■ TASK: Gather all lines containing the string "Placeholder" and copy them out.

┌─ THE RECORDS

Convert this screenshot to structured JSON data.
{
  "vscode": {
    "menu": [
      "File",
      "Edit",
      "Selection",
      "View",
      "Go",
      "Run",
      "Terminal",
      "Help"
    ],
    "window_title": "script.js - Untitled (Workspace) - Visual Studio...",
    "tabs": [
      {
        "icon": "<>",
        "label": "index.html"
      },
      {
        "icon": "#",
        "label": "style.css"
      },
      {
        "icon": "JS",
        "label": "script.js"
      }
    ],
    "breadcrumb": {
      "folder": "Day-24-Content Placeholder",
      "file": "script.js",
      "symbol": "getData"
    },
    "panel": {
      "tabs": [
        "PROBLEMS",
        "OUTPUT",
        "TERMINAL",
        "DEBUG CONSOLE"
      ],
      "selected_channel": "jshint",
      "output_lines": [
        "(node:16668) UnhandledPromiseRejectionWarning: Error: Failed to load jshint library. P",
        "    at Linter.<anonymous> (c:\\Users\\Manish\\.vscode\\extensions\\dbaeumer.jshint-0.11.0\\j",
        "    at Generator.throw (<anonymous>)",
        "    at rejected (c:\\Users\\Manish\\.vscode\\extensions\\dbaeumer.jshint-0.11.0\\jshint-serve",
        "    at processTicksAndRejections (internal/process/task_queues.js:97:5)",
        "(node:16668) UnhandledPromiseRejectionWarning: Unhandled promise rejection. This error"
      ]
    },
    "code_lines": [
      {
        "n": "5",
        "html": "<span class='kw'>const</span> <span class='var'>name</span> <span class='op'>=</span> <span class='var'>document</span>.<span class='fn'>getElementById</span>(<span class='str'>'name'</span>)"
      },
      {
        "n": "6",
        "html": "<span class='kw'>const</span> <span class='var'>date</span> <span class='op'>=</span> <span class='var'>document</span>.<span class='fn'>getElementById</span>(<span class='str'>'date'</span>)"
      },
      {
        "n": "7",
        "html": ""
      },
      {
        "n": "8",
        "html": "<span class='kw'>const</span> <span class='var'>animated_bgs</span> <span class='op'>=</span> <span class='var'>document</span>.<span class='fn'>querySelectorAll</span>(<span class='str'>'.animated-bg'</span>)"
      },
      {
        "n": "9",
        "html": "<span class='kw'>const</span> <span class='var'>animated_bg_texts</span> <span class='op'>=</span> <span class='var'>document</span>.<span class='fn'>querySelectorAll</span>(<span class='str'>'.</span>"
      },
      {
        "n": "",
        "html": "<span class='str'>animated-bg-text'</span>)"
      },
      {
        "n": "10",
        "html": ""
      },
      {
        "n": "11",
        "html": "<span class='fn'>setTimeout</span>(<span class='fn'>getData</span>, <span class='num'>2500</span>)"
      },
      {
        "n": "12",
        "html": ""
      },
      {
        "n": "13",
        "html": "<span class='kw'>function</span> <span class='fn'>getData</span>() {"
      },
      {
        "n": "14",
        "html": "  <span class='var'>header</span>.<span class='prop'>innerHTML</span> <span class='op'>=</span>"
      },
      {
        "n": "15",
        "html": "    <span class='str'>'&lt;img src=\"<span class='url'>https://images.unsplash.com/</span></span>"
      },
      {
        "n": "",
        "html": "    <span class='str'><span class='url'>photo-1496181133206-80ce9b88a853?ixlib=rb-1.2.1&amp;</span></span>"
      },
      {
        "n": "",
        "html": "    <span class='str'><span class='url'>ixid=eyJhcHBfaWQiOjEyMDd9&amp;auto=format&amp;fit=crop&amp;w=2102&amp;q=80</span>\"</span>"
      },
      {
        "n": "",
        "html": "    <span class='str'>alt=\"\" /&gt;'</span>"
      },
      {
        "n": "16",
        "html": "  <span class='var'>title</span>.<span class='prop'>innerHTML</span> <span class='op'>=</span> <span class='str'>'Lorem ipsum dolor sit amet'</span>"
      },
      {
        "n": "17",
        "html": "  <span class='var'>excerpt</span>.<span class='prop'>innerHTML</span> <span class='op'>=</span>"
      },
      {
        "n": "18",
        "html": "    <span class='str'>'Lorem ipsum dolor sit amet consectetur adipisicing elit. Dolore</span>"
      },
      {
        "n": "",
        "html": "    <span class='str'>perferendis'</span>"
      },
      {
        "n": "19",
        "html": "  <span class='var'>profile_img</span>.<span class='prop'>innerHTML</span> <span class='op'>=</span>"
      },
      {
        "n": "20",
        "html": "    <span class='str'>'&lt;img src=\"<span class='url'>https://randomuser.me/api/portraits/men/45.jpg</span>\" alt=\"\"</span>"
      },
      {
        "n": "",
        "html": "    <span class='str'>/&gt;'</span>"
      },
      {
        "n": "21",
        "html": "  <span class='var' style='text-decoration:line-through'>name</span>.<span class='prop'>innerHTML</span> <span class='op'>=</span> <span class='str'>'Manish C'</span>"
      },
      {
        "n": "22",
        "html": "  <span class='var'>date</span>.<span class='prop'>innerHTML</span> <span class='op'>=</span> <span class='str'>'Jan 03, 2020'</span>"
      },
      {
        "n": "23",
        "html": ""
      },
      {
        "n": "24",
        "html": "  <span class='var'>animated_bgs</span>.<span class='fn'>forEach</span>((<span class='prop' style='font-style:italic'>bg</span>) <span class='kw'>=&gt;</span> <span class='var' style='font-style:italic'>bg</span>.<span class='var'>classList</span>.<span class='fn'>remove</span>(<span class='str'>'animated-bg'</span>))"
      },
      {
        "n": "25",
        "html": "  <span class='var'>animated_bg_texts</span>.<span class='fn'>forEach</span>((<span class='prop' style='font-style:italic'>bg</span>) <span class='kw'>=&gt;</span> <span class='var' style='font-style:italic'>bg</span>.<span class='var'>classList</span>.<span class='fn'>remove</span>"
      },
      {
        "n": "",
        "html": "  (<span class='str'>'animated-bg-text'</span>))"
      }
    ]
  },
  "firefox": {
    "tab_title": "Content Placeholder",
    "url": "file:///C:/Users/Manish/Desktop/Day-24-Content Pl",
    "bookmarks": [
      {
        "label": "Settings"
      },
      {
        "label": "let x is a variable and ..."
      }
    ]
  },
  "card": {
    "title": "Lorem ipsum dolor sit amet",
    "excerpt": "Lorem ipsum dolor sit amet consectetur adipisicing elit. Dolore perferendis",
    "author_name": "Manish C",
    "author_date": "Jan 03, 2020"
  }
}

└─

■ EXERCISE RESPONSE:
      "folder": "Day-24-Content Placeholder",
    "tab_title": "Content Placeholder",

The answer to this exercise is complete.